▸ **TEXTE CHOISI**:
▬▬▬▬▬▬
Les contribuables du Sankuru sollicitent l’intervention du gouverneur de province afin d’obtenir l’installation effective d’une direction provinciale de la Direction générale des impôts (DGI) dans leur province.
Selon eux, il est difficilement compréhensible qu’une province dotée de ses propres institutions et appelée à assurer son développement économique continue de dépendre, sur le plan fiscal, des structures établies dans une autre province. Ils estiment que cette situation constitue un frein à la proximité administrative, à la transparence dans la gestion des recettes et à la mobilisation des ressources locales.
*« Une province autonome ne peut pas continuer à dépendre d’une autre province pour la gestion et le suivi de ses contribuables »,* déplorent certains opérateurs économiques et citoyens du Sankuru.
Les contribuables souhaitent notamment que les impôts collectés auprès des particuliers, commerçants, entreprises et autres opérateurs économiques soient mieux identifiés, suivis et valorisés au profit du développement provincial. Ils déplorent le sentiment de contribuer financièrement sans percevoir suffisamment de retombées visibles en matière d’infrastructures, de services publics et d’investissements.
▬▬▬▬▬▬
▸ **INFORMATIONS EXTRAITES**:
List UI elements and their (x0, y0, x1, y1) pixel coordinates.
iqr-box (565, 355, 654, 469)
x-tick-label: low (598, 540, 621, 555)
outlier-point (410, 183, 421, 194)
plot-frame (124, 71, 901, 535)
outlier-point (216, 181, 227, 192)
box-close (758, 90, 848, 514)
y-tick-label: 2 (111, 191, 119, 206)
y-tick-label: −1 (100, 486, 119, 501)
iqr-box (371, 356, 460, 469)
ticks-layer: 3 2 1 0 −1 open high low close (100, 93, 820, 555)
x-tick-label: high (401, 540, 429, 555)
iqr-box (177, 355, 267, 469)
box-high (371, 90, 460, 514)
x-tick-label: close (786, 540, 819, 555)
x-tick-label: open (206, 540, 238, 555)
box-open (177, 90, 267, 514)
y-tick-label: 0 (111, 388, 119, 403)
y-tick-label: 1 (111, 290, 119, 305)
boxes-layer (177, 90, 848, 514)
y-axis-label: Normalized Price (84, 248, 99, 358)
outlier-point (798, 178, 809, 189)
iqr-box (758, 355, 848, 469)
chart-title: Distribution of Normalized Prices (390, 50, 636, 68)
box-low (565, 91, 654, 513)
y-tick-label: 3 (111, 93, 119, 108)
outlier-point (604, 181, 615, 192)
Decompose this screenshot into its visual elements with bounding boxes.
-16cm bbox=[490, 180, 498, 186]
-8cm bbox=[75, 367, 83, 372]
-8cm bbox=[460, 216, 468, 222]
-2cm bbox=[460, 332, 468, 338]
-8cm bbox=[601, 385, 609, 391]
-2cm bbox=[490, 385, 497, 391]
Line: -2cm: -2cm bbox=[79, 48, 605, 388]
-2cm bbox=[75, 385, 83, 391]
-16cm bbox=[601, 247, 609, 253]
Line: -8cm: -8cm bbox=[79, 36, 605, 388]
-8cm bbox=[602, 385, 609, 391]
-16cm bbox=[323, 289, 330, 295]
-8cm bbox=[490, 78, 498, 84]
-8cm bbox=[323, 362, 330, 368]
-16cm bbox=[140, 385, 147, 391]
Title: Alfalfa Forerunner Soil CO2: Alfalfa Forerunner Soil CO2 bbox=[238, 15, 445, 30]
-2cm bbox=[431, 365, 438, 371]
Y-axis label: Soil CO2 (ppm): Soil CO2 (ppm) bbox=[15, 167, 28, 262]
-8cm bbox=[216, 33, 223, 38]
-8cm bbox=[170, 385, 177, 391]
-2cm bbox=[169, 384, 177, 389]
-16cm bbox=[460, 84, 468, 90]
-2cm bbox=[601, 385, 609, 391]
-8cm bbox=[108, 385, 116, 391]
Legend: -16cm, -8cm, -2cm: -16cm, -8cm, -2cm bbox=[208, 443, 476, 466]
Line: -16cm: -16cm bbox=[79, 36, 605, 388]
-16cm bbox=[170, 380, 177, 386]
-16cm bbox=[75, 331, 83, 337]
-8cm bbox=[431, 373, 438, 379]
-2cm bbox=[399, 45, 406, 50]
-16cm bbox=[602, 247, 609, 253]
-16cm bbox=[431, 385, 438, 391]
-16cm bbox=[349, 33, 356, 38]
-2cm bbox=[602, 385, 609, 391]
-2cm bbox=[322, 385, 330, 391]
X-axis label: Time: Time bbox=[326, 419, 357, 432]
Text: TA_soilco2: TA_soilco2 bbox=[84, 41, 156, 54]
▬▬▬▬▬▬
▸ **À FAIRE**:
1 - Pour chacune des affirmations (a), (b) et (c), dites si le texte sur les contribuables du Sankuru lui donne raison, par oui ou par non, et citez mot pour mot les mots du texte qui permettent de trancher.
(a) Les contribuables demandent au gouverneur de province d’intervenir.
(b) D’après les contribuables, la situation actuelle favorise la transparence dans la gestion des recettes.
(c) Les contribuables disent voir beaucoup de retombées en matière d’infrastructures.
2 - Recopiez tout le passage du texte sur les contribuables du Sankuru, depuis « Les contribuables du » jusqu’à « dans leur province. », en renommant « gouverneur de province » en « ministre provincial des Finances ».

▸ **RÉPONSES PAR CONSIGNE**:
1 -
(a) Oui : « Les contribuables du Sankuru sollicitent l’intervention du gouverneur de province »
(b) Non : « cette situation constitue un frein à la proximité administrative, à la transparence dans la gestion des recettes »
(c) Non : « sans percevoir suffisamment de retombées visibles en matière d’infrastructures »

2 -
Les contribuables du Sankuru sollicitent l’intervention du ministre provincial des Finances afin d’obtenir l’installation effective d’une direction provinciale de la Direction générale des impôts (DGI) dans leur province.